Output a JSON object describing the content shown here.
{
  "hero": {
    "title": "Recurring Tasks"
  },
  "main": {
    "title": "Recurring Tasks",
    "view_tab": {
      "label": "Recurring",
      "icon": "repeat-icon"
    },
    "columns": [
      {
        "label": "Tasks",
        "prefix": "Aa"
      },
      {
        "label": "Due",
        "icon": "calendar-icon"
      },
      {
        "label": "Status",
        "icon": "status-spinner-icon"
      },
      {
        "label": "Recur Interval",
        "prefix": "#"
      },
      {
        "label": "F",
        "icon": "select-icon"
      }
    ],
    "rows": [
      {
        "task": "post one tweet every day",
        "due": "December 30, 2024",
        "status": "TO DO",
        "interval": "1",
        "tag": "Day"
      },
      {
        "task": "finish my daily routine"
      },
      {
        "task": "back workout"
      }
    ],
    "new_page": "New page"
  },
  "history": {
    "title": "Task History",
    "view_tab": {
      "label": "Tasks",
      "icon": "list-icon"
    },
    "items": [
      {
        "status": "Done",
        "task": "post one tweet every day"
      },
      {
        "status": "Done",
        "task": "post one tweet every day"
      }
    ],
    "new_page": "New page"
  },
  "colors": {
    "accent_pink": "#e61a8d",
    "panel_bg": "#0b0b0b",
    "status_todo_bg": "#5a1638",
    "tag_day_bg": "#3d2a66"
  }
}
=-=-=
What to work on:
Retype all of the material, keeping each line exact.

The response:
Output a JSON object describing the content shown here.
{
  "hero": {
    "title": "Recurring Tasks"
  },
  "main": {
    "title": "Recurring Tasks",
    "view_tab": {
      "label": "Recurring",
      "icon": "repeat-icon"
    },
    "columns": [
      {
        "label": "Tasks",
        "prefix": "Aa"
      },
      {
        "label": "Due",
        "icon": "calendar-icon"
      },
      {
        "label": "Status",
        "icon": "status-spinner-icon"
      },
      {
        "label": "Recur Interval",
        "prefix": "#"
      },
      {
        "label": "F",
        "icon": "select-icon"
      }
    ],
    "rows": [
      {
        "task": "post one tweet every day",
        "due": "December 30, 2024",
        "status": "TO DO",
        "interval": "1",
        "tag": "Day"
      },
      {
        "task": "finish my daily routine"
      },
      {
        "task": "back workout"
      }
    ],
    "new_page": "New page"
  },
  "history": {
    "title": "Task History",
    "view_tab": {
      "label": "Tasks",
      "icon": "list-icon"
    },
    "items": [
      {
        "status": "Done",
        "task": "post one tweet every day"
      },
      {
        "status": "Done",
        "task": "post one tweet every day"
      }
    ],
    "new_page": "New page"
  },
  "colors": {
    "accent_pink": "#e61a8d",
    "panel_bg": "#0b0b0b",
    "status_todo_bg": "#5a1638",
    "tag_day_bg": "#3d2a66"
  }
}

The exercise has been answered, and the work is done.